- [Texto proporcionado]
++++++++

Empresas invierten y sólo el Estado gana (el modelo Evo)

Economía

La Paz (EFE) - Los nuevos contratos propuestos en Bolivia a las petroleras establecen que operarán bajo control de la empresa estatal Yacimientos Petrolíferos Fiscales Bolivianos (YPFB), que los equipos e instalaciones adquiridos para sus operaciones pasarán al Estado y que los arbitrajes en caso de controversia serán locales, informó ayer el diario «La Prensa».

Además, las multinacionales asumirán todos los riesgos del negocio, renunciarán a hacer reclamaciones por vía diplomática y podrán ser auditadas por el gobierno cuando éste quiera, por medio de YPFB.

«La Prensa» publicó un modelo del contrato propuesto por el gobierno del presidente Evo Morales a la brasileña Petrobras, la hispano-argentina Repsol YPF, la franco-belga Total-FinaElf y otras multinacionales, que tienen hasta el sábado próximo para aceptar las nuevas reglas o abandonar el país.

++++++++

- [Consigna] Prolonga la noticia sobre los nuevos contratos propuestos a las petroleras en Bolivia a partir de su última oración.

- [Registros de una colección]

++++++++

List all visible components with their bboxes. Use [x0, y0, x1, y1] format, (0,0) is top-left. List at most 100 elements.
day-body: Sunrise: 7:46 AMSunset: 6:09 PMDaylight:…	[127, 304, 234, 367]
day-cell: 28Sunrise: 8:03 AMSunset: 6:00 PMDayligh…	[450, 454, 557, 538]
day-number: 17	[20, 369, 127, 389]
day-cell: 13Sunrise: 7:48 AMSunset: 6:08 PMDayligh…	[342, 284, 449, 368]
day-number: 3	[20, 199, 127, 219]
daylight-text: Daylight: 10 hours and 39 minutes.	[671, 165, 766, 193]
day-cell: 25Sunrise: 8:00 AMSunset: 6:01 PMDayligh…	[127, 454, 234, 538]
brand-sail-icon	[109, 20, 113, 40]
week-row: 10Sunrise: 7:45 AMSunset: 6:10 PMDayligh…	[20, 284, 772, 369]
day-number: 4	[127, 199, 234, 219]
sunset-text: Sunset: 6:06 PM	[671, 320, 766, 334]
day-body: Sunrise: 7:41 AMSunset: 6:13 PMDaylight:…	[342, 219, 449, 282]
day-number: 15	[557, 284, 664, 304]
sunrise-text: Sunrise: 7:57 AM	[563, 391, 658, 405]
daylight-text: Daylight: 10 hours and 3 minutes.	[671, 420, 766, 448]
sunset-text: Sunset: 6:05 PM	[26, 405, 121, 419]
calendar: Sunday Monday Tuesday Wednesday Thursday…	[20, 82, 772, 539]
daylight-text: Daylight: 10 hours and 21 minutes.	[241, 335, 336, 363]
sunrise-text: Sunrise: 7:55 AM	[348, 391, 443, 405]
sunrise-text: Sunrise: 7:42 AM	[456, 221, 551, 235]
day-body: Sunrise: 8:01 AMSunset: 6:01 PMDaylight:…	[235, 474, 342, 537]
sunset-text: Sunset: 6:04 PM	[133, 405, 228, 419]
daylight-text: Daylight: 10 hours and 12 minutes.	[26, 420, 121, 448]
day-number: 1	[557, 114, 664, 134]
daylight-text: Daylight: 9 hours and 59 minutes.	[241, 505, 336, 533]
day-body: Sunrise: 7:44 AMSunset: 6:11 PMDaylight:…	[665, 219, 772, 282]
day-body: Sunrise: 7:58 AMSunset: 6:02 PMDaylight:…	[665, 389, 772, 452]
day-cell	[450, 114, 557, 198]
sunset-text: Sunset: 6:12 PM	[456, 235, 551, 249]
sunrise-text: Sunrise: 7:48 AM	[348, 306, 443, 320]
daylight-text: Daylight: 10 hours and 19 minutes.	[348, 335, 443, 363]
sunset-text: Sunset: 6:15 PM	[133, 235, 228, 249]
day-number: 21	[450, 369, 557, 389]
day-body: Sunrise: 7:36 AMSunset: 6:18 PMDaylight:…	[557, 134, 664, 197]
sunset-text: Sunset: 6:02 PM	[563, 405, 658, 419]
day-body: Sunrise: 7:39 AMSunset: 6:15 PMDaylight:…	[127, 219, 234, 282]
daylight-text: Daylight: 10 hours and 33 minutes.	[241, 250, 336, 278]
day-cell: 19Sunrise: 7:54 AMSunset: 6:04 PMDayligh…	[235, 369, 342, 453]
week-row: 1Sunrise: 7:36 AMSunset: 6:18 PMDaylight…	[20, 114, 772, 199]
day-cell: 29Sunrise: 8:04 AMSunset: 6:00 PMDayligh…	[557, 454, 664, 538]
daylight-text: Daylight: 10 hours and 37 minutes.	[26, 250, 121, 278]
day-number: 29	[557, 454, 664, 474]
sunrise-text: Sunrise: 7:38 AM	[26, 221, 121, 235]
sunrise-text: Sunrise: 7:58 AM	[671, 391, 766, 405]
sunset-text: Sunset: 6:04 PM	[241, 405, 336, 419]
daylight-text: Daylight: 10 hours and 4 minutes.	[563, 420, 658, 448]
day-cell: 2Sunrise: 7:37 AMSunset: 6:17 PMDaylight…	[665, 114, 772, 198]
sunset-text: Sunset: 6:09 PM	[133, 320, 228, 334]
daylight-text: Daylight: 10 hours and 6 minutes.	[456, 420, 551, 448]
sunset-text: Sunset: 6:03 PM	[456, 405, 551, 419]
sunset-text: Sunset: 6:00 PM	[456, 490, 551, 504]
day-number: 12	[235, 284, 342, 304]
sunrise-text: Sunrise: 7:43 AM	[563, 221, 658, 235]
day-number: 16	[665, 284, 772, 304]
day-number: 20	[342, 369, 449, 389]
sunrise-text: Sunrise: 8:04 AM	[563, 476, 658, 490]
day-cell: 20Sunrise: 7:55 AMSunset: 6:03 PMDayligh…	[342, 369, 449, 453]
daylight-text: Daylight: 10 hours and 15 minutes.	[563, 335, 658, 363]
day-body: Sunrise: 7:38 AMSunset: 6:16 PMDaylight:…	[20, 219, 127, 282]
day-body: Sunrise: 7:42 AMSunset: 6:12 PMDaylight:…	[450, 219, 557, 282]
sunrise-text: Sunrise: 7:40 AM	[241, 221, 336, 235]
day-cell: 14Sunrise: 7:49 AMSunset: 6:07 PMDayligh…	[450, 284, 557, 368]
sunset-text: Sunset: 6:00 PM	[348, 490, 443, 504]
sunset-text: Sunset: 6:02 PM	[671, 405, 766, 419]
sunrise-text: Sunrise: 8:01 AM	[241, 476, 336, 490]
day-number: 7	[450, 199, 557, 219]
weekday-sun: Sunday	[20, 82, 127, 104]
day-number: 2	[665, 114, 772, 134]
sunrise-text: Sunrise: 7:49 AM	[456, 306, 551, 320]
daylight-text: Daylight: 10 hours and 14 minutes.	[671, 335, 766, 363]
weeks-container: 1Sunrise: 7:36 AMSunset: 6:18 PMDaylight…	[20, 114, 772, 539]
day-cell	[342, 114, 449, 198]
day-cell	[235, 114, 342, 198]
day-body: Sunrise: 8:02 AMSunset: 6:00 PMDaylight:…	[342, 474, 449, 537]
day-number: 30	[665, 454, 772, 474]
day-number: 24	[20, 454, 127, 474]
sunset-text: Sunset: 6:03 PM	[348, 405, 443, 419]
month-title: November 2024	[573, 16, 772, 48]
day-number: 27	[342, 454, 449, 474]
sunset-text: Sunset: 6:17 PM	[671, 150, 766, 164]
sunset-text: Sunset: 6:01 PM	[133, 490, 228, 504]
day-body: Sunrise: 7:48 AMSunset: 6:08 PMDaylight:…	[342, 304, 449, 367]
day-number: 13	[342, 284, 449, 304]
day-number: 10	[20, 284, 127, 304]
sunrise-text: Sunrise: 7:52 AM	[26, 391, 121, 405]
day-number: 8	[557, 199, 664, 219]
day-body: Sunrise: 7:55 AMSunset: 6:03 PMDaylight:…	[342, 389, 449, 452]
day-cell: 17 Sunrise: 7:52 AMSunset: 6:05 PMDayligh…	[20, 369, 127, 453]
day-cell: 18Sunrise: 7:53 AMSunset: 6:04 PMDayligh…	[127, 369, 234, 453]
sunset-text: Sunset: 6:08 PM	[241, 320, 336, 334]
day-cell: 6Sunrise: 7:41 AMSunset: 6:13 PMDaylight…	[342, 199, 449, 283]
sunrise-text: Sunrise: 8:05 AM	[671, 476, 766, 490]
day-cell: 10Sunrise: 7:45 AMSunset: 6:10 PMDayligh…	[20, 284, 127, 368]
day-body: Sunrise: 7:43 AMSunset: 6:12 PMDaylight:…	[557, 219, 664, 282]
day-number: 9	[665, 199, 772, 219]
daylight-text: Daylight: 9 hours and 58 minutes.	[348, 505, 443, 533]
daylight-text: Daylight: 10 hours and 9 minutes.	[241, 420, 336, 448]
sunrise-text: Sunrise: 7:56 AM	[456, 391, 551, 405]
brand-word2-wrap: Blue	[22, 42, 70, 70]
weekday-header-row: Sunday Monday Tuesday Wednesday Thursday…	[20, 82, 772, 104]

++++++++

- [Respuesta]
Morales reiteró el lunes que se mantendrá invariable ese plazo de 180 días, definido en el decreto de nacionalización de los hidrocarburos que emitió en mayo pasado.

La propuesta de nuevo contrato fija que todos los bienes adquiridos por las compañías para encarar la producción «pasarán de forma automática a YPFB, sin cargo alguno».

Las empresas petroleras tendrán derecho de uso, sin cargo alguno, de esos equipos, pero no podrán destinarlos a un objeto distinto al de su contrato.

Lo mismo ocurrirá con todas las instalaciones construidas en las áreas del respectivo contrato, que «serán en todo momento de propiedad de YPFB», según la cláusula 10 del modelo publicado por el diario paceño.

  • Controversias

    En La Paz, sede del gobierno boliviano, se resolverán las controversias arbitrales, con base en la Constitución de Bolivia y en idioma español, a diferencia de los convenios todavía vigentes, que fijan arbitrajes en tribunales internacionales.

    Asimismo, se establece que las partes, al firmar el contrato, «renuncian expresamente a formular cualquier reclamo por la vía diplomática».

    La propiedad del gas y del petróleo es del Estado y no de las empresas, que «no tienen derecho sobre los hidrocarburos producidos como lo tenían antes», señala el periódico.

    La recuperación del control estatal de los hidrocarburos estaba prevista en la ley petrolera de 2005 y en el decreto nacionalizador de mayo pasado.

    YPFB pagará una retribución trimestral a las empresas por los servicios de exploración y producción. El pago será calculado previa auditoría.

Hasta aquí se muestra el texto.